- WRITTEN REQUEST -
Each entry below is to be transcribed exactly.

*** STORED DATA

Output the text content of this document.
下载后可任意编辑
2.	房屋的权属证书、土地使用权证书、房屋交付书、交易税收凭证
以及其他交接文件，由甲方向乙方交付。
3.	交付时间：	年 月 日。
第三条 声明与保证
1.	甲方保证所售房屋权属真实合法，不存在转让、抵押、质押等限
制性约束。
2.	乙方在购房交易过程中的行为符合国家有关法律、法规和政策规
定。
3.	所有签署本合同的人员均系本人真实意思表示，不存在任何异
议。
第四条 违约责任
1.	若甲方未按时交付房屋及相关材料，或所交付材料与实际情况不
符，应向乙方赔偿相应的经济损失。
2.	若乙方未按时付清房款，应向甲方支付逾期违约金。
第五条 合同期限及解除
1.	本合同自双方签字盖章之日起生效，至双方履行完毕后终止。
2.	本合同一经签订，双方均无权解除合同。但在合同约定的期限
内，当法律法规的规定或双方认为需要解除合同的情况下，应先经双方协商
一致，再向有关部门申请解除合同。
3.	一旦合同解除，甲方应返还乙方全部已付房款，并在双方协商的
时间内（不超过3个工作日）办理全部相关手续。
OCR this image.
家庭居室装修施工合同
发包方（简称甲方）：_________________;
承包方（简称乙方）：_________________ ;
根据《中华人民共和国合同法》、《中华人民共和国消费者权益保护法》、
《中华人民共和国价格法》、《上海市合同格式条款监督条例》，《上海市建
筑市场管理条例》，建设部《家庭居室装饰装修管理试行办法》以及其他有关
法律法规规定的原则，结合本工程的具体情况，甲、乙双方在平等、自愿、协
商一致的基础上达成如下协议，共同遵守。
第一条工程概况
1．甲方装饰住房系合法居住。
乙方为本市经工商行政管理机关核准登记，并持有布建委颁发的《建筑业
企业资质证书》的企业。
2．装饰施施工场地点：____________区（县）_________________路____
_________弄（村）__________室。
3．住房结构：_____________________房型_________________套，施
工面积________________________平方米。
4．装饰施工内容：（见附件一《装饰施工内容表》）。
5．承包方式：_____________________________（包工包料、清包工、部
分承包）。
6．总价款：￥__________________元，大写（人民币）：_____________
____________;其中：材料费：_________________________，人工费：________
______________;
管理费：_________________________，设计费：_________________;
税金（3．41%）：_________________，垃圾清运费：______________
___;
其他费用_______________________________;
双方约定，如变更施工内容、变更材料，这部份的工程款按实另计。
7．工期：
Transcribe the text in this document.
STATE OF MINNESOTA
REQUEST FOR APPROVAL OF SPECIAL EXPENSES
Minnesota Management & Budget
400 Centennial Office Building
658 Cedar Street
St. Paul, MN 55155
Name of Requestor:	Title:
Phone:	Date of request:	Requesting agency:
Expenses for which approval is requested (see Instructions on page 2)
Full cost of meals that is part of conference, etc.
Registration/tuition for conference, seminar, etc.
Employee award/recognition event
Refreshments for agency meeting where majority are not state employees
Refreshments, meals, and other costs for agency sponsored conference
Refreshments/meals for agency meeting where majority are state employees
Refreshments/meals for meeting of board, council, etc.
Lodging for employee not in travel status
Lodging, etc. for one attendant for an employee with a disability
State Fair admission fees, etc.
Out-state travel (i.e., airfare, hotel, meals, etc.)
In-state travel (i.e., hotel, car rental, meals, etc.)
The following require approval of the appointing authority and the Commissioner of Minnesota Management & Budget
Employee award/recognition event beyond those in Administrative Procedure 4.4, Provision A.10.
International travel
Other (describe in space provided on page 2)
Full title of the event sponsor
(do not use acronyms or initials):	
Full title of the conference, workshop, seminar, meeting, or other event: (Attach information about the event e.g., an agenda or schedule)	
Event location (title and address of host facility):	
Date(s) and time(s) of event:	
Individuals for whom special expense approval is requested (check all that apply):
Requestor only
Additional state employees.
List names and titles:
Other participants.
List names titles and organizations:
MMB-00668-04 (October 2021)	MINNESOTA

******

- EXERCISE RESPONSE -
Output the text content of this document.
下载后可任意编辑
2.	房屋的权属证书、土地使用权证书、房屋交付书、交易税收凭证
以及其他交接文件，由甲方向乙方交付。
3.	交付时间：	年 月 日。
第三条 声明与保证
1.	甲方保证所售房屋权属真实合法，不存在转让、抵押、质押等限
制性约束。
2.	乙方在购房交易过程中的行为符合国家有关法律、法规和政策规
定。
3.	所有签署本合同的人员均系本人真实意思表示，不存在任何异
议。
第四条 违约责任
1.	若甲方未按时交付房屋及相关材料，或所交付材料与实际情况不
符，应向乙方赔偿相应的经济损失。
2.	若乙方未按时付清房款，应向甲方支付逾期违约金。
第五条 合同期限及解除
1.	本合同自双方签字盖章之日起生效，至双方履行完毕后终止。
2.	本合同一经签订，双方均无权解除合同。但在合同约定的期限
内，当法律法规的规定或双方认为需要解除合同的情况下，应先经双方协商
一致，再向有关部门申请解除合同。
3.	一旦合同解除，甲方应返还乙方全部已付房款，并在双方协商的
时间内（不超过3个工作日）办理全部相关手续。
OCR this image.
家庭居室装修施工合同
发包方（简称甲方）：_________________;
承包方（简称乙方）：_________________ ;
根据《中华人民共和国合同法》、《中华人民共和国消费者权益保护法》、
《中华人民共和国价格法》、《上海市合同格式条款监督条例》，《上海市建
筑市场管理条例》，建设部《家庭居室装饰装修管理试行办法》以及其他有关
法律法规规定的原则，结合本工程的具体情况，甲、乙双方在平等、自愿、协
商一致的基础上达成如下协议，共同遵守。
第一条工程概况
1．甲方装饰住房系合法居住。
乙方为本市经工商行政管理机关核准登记，并持有布建委颁发的《建筑业
企业资质证书》的企业。
2．装饰施施工场地点：____________区（县）_________________路____
_________弄（村）__________室。
3．住房结构：_____________________房型_________________套，施
工面积________________________平方米。
4．装饰施工内容：（见附件一《装饰施工内容表》）。
5．承包方式：_____________________________（包工包料、清包工、部
分承包）。
6．总价款：￥__________________元，大写（人民币）：_____________
____________;其中：材料费：_________________________，人工费：________
______________;
管理费：_________________________，设计费：_________________;
税金（3．41%）：_________________，垃圾清运费：______________
___;
其他费用_______________________________;
双方约定，如变更施工内容、变更材料，这部份的工程款按实另计。
7．工期：
Transcribe the text in this document.
STATE OF MINNESOTA
REQUEST FOR APPROVAL OF SPECIAL EXPENSES
Minnesota Management & Budget
400 Centennial Office Building
658 Cedar Street
St. Paul, MN 55155
Name of Requestor:	Title:
Phone:	Date of request:	Requesting agency:
Expenses for which approval is requested (see Instructions on page 2)
Full cost of meals that is part of conference, etc.
Registration/tuition for conference, seminar, etc.
Employee award/recognition event
Refreshments for agency meeting where majority are not state employees
Refreshments, meals, and other costs for agency sponsored conference
Refreshments/meals for agency meeting where majority are state employees
Refreshments/meals for meeting of board, council, etc.
Lodging for employee not in travel status
Lodging, etc. for one attendant for an employee with a disability
State Fair admission fees, etc.
Out-state travel (i.e., airfare, hotel, meals, etc.)
In-state travel (i.e., hotel, car rental, meals, etc.)
The following require approval of the appointing authority and the Commissioner of Minnesota Management & Budget
Employee award/recognition event beyond those in Administrative Procedure 4.4, Provision A.10.
International travel
Other (describe in space provided on page 2)
Full title of the event sponsor
(do not use acronyms or initials):	
Full title of the conference, workshop, seminar, meeting, or other event: (Attach information about the event e.g., an agenda or schedule)	
Event location (title and address of host facility):	
Date(s) and time(s) of event:	
Individuals for whom special expense approval is requested (check all that apply):
Requestor only
Additional state employees.
List names and titles:
Other participants.
List names titles and organizations:
MMB-00668-04 (October 2021)	MINNESOTA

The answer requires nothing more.